THE TASK »
Select all lines holding the word "purchase" from the entries that follow.

SOURCE MATERIAL »
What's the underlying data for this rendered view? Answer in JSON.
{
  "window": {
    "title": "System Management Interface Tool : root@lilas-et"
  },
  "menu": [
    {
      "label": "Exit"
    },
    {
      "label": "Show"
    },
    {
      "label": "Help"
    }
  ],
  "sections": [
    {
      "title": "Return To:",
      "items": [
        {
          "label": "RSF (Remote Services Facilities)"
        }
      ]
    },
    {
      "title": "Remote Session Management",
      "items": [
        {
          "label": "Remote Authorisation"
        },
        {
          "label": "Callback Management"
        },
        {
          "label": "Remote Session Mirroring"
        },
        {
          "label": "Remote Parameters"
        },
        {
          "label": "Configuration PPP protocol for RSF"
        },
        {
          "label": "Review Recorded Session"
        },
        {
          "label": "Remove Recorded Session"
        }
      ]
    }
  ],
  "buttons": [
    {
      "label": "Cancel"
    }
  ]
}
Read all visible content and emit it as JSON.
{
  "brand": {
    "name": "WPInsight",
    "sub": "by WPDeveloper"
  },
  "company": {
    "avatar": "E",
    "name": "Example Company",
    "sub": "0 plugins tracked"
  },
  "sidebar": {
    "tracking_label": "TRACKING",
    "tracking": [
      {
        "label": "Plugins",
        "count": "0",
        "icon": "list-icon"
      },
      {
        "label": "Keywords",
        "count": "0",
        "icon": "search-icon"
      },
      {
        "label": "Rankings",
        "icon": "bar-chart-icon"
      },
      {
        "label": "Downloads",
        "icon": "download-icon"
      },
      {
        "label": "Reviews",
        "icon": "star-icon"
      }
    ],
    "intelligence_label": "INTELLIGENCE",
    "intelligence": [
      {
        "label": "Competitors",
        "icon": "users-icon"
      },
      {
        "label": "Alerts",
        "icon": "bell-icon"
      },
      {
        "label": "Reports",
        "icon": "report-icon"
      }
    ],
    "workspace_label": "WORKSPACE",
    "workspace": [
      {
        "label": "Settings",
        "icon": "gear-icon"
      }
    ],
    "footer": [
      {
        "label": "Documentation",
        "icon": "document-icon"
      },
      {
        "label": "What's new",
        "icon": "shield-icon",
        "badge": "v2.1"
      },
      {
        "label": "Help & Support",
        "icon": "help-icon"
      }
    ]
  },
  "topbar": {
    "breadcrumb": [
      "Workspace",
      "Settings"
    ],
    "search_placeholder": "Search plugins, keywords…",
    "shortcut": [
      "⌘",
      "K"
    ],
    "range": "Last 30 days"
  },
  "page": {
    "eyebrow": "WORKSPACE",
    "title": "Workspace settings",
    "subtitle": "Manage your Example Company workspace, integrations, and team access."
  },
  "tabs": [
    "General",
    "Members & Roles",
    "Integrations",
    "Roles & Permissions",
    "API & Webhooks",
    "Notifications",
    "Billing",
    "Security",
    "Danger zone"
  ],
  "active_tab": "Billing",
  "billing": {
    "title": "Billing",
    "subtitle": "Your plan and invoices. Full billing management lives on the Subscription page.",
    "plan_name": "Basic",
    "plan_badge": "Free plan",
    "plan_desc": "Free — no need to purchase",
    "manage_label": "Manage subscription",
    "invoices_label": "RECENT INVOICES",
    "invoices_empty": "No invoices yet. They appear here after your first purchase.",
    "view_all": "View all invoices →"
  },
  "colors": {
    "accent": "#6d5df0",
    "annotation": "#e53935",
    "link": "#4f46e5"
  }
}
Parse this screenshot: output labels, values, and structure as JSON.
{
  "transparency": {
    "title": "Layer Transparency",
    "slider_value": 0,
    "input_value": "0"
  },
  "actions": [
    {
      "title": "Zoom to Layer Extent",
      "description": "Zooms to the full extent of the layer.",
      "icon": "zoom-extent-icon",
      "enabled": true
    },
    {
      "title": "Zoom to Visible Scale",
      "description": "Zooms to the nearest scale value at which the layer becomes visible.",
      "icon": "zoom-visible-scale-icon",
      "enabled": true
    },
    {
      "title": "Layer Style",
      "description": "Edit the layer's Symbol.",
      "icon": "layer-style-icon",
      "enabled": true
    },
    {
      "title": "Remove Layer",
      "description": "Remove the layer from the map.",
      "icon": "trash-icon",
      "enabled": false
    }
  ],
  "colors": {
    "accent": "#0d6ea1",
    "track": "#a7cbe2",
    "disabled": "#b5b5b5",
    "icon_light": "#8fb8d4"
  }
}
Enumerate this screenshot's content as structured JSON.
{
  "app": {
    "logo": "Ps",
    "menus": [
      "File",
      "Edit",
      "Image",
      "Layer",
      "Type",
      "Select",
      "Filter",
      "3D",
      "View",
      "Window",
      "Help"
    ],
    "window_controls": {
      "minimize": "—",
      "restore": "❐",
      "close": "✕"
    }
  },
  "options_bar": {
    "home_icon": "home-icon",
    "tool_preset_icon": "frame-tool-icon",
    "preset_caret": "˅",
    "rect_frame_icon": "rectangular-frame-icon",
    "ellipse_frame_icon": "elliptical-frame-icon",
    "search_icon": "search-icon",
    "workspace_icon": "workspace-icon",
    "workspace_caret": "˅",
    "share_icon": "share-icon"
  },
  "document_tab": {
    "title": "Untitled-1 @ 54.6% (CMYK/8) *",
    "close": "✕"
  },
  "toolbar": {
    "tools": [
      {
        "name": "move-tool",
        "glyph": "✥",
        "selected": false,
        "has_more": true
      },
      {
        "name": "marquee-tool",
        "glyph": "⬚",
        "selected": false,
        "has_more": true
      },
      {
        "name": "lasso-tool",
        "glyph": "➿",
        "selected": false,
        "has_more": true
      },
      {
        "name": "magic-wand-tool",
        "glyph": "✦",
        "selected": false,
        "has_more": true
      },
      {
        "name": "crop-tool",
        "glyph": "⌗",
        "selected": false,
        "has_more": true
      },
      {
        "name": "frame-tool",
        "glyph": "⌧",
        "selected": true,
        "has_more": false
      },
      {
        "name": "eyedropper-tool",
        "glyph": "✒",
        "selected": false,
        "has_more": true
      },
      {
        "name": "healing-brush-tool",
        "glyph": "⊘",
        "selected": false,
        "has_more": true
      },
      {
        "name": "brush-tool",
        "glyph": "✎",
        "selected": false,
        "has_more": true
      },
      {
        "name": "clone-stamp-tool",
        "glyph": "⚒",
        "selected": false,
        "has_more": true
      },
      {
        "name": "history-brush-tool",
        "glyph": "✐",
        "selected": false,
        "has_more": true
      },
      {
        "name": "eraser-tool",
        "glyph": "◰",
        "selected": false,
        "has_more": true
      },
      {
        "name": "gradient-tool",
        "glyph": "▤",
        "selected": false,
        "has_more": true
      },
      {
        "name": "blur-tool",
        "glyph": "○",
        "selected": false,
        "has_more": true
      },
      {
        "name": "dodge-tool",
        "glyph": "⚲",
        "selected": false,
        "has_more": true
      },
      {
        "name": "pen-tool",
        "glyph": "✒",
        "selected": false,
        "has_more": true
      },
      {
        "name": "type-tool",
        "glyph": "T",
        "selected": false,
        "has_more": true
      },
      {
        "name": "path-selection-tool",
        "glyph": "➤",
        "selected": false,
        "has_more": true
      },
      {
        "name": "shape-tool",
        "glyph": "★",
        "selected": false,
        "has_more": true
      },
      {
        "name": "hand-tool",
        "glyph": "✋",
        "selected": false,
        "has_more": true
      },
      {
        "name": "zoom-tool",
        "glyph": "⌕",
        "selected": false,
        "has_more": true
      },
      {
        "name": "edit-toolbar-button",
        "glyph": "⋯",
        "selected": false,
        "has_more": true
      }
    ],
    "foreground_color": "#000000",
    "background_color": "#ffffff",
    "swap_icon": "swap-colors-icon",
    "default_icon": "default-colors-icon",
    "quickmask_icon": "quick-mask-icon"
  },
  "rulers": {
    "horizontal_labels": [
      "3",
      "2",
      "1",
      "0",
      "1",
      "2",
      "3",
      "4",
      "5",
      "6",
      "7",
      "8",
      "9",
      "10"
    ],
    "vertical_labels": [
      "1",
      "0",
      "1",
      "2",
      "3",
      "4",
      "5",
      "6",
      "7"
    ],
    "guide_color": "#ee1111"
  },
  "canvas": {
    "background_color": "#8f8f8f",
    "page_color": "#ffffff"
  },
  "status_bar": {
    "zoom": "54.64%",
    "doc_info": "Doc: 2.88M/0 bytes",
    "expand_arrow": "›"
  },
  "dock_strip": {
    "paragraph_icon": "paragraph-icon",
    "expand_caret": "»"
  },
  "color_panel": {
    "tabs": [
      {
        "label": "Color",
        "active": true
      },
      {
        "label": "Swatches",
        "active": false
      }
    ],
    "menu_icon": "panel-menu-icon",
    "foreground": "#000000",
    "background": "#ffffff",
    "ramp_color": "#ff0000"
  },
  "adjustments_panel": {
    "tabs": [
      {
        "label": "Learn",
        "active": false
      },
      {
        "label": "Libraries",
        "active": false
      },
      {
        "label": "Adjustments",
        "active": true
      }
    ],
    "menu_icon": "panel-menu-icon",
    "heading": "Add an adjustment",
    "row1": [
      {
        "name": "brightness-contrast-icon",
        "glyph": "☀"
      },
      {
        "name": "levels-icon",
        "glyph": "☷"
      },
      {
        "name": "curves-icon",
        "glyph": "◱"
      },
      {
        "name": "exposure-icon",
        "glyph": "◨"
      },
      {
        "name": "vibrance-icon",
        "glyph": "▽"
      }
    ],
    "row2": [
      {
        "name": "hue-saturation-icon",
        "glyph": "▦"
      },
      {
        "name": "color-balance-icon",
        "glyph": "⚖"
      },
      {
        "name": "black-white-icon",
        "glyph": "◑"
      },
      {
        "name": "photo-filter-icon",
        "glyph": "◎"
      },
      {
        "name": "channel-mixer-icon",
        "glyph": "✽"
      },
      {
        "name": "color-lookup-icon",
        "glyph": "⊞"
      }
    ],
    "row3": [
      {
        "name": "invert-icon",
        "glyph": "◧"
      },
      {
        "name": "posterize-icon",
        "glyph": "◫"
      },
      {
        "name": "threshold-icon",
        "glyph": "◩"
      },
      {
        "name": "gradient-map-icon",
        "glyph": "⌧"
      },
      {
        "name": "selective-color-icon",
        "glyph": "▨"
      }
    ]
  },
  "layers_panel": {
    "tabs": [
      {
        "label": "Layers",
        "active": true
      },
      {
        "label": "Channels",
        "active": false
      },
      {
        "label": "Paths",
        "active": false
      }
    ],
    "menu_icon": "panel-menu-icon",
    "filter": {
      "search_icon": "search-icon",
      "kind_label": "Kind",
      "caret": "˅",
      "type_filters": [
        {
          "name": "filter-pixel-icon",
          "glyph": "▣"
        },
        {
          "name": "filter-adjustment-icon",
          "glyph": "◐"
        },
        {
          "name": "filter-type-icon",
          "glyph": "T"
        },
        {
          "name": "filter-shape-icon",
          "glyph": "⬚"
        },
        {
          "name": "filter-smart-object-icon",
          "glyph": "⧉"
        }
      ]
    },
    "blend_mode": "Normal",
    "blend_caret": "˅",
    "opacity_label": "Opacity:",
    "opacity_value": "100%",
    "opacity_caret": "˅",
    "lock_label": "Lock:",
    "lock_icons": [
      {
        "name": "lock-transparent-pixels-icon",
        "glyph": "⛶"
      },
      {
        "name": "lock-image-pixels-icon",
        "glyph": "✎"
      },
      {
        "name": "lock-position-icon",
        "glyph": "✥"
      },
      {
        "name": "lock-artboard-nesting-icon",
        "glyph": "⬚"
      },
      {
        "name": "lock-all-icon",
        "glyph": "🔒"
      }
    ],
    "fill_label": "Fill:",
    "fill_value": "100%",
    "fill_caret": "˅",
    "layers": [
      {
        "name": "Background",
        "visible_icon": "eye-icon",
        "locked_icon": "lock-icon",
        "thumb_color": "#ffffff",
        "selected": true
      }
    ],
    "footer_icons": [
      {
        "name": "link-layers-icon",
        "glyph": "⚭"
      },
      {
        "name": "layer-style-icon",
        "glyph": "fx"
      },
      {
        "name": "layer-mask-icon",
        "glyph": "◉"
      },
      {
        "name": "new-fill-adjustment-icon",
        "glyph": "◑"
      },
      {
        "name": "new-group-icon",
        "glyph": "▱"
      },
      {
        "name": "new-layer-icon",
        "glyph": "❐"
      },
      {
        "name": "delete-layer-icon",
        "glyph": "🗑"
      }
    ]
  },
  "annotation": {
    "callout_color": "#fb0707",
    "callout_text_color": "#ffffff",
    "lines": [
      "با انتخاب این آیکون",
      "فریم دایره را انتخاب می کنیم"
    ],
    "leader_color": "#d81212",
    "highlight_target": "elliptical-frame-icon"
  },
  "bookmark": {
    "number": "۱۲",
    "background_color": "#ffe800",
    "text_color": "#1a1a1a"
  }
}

FULL ANSWER »
    "plan_desc": "Free — no need to purchase",
    "invoices_empty": "No invoices yet. They appear here after your first purchase.",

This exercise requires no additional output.